**Objective:** Reproduce the listing below verbatim.
======== Data rows
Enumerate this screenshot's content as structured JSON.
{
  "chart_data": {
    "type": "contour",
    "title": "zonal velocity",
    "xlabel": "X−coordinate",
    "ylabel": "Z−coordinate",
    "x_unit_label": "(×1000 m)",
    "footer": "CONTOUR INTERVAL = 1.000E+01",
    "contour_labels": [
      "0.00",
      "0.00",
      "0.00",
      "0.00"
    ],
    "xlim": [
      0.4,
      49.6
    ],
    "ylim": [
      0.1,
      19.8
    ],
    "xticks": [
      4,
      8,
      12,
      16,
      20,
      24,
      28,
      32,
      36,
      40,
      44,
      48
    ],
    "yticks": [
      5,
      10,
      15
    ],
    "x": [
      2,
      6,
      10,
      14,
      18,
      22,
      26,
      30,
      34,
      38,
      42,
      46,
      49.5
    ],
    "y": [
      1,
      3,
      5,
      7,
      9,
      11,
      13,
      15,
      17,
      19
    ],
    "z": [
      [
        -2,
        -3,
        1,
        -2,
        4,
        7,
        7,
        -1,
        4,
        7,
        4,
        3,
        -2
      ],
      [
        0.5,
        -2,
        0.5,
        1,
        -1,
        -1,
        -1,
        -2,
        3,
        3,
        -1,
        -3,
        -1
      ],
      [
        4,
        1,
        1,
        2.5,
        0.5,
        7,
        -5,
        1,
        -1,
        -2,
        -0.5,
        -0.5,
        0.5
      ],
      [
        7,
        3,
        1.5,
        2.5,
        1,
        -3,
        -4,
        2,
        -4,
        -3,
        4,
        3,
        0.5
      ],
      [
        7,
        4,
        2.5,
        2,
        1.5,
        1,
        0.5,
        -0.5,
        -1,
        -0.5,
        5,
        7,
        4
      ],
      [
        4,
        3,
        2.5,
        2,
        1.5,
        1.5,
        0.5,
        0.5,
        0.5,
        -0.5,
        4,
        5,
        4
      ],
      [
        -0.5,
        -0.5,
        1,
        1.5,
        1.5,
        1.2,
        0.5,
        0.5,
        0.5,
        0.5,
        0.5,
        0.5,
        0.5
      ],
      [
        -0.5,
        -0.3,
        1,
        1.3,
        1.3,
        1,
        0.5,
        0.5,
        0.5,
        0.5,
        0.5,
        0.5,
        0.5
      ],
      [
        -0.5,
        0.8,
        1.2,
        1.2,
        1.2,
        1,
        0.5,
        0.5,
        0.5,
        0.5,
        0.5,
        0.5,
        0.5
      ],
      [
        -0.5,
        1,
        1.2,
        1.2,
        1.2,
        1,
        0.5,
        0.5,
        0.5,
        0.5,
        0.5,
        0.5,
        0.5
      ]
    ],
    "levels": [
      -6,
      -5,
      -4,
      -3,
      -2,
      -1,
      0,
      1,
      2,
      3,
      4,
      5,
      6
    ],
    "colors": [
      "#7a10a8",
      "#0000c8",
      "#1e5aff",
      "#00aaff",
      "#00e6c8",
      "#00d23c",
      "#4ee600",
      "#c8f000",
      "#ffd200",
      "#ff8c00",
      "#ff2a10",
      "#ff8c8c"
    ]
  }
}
================
**Exercise output:**
Enumerate this screenshot's content as structured JSON.
{
  "chart_data": {
    "type": "contour",
    "title": "zonal velocity",
    "xlabel": "X−coordinate",
    "ylabel": "Z−coordinate",
    "x_unit_label": "(×1000 m)",
    "footer": "CONTOUR INTERVAL = 1.000E+01",
    "contour_labels": [
      "0.00",
      "0.00",
      "0.00",
      "0.00"
    ],
    "xlim": [
      0.4,
      49.6
    ],
    "ylim": [
      0.1,
      19.8
    ],
    "xticks": [
      4,
      8,
      12,
      16,
      20,
      24,
      28,
      32,
      36,
      40,
      44,
      48
    ],
    "yticks": [
      5,
      10,
      15
    ],
    "x": [
      2,
      6,
      10,
      14,
      18,
      22,
      26,
      30,
      34,
      38,
      42,
      46,
      49.5
    ],
    "y": [
      1,
      3,
      5,
      7,
      9,
      11,
      13,
      15,
      17,
      19
    ],
    "z": [
      [
        -2,
        -3,
        1,
        -2,
        4,
        7,
        7,
        -1,
        4,
        7,
        4,
        3,
        -2
      ],
      [
        0.5,
        -2,
        0.5,
        1,
        -1,
        -1,
        -1,
        -2,
        3,
        3,
        -1,
        -3,
        -1
      ],
      [
        4,
        1,
        1,
        2.5,
        0.5,
        7,
        -5,
        1,
        -1,
        -2,
        -0.5,
        -0.5,
        0.5
      ],
      [
        7,
        3,
        1.5,
        2.5,
        1,
        -3,
        -4,
        2,
        -4,
        -3,
        4,
        3,
        0.5
      ],
      [
        7,
        4,
        2.5,
        2,
        1.5,
        1,
        0.5,
        -0.5,
        -1,
        -0.5,
        5,
        7,
        4
      ],
      [
        4,
        3,
        2.5,
        2,
        1.5,
        1.5,
        0.5,
        0.5,
        0.5,
        -0.5,
        4,
        5,
        4
      ],
      [
        -0.5,
        -0.5,
        1,
        1.5,
        1.5,
        1.2,
        0.5,
        0.5,
        0.5,
        0.5,
        0.5,
        0.5,
        0.5
      ],
      [
        -0.5,
        -0.3,
        1,
        1.3,
        1.3,
        1,
        0.5,
        0.5,
        0.5,
        0.5,
        0.5,
        0.5,
        0.5
      ],
      [
        -0.5,
        0.8,
        1.2,
        1.2,
        1.2,
        1,
        0.5,
        0.5,
        0.5,
        0.5,
        0.5,
        0.5,
        0.5
      ],
      [
        -0.5,
        1,
        1.2,
        1.2,
        1.2,
        1,
        0.5,
        0.5,
        0.5,
        0.5,
        0.5,
        0.5,
        0.5
      ]
    ],
    "levels": [
      -6,
      -5,
      -4,
      -3,
      -2,
      -1,
      0,
      1,
      2,
      3,
      4,
      5,
      6
    ],
    "colors": [
      "#7a10a8",
      "#0000c8",
      "#1e5aff",
      "#00aaff",
      "#00e6c8",
      "#00d23c",
      "#4ee600",
      "#c8f000",
      "#ffd200",
      "#ff8c00",
      "#ff2a10",
      "#ff8c8c"
    ]
  }
}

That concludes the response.